Provided data:
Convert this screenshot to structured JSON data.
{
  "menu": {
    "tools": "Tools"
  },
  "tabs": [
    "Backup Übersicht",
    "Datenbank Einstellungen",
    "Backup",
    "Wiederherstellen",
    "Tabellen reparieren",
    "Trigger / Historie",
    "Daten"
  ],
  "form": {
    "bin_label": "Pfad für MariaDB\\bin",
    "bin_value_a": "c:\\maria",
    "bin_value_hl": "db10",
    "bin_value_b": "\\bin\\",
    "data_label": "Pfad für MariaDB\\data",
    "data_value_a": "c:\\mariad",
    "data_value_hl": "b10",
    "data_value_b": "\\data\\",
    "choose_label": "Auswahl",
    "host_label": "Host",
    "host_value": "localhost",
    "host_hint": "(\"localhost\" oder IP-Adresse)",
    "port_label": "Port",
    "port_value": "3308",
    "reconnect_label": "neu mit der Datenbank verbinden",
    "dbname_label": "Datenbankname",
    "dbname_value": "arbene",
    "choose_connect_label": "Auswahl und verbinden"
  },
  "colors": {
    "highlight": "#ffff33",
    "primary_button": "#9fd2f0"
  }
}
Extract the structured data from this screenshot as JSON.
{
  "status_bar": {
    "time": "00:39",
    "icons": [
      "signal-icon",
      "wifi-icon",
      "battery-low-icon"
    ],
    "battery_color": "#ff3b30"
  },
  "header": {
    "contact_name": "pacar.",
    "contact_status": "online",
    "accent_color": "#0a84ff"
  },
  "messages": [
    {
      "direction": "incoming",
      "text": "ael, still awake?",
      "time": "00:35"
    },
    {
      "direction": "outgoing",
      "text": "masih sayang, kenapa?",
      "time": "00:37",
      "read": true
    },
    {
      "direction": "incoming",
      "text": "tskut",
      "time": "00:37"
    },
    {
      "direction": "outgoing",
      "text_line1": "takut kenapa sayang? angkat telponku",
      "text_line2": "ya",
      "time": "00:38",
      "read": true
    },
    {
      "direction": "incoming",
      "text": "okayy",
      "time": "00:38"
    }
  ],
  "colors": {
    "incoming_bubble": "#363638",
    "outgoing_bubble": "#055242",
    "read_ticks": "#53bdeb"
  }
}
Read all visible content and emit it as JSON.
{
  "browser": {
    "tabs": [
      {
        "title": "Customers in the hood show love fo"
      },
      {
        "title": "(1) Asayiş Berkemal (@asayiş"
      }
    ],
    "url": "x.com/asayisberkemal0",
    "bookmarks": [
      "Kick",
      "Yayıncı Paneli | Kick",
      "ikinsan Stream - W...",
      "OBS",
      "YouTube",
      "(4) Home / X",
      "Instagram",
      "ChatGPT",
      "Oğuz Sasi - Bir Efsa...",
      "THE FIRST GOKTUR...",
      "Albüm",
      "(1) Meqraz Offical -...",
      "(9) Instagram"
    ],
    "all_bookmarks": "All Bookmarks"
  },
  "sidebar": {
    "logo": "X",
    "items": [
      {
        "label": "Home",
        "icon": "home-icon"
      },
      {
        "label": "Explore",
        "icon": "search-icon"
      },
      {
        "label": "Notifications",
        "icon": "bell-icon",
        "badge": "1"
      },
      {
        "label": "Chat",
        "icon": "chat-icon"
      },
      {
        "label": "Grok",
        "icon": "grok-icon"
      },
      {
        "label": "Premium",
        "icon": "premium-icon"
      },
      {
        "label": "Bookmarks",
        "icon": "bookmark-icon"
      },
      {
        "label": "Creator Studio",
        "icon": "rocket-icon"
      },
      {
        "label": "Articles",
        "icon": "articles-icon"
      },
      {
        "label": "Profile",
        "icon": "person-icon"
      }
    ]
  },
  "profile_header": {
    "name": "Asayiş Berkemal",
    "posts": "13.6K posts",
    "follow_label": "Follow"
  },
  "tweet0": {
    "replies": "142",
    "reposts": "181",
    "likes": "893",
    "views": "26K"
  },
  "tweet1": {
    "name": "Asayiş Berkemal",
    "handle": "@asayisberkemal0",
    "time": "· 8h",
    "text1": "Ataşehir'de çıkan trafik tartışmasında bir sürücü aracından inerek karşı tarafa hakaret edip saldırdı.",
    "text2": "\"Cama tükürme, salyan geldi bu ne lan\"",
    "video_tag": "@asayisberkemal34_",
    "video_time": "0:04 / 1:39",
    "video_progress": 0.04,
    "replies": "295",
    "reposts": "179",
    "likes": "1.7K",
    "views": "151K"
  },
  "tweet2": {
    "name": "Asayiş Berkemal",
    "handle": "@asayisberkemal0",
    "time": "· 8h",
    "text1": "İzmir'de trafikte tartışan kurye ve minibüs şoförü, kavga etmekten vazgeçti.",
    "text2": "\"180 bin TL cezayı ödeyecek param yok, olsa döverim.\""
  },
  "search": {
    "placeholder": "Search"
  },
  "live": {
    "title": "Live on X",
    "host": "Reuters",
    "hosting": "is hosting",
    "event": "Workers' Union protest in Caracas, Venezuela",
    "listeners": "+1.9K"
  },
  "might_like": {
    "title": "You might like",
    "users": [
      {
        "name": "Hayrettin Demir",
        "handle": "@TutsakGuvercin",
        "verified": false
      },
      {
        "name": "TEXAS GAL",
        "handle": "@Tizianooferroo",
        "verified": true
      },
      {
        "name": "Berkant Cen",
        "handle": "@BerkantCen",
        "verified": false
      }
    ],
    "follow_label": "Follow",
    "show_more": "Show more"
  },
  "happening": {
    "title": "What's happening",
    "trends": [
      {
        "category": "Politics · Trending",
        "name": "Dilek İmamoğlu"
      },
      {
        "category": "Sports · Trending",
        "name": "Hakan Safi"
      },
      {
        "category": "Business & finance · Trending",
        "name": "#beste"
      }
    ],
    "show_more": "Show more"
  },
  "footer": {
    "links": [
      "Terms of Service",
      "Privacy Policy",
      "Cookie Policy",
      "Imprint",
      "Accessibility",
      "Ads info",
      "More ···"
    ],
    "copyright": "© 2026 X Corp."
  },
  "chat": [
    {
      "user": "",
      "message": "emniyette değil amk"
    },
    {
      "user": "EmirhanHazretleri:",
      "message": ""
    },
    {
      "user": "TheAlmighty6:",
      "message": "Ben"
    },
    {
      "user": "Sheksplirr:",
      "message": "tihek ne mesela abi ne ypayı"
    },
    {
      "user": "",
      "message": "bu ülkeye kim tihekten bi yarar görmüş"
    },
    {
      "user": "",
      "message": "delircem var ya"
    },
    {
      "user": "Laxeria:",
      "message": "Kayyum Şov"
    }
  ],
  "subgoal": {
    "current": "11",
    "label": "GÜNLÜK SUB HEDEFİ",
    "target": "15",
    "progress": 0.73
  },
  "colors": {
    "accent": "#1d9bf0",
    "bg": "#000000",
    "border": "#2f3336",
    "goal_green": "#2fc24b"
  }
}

Aim of the exercise:
Identify the lines above with the word "category". Copy them.

Correct output:
        "category": "Politics · Trending",
        "category": "Sports · Trending",
        "category": "Business & finance · Trending",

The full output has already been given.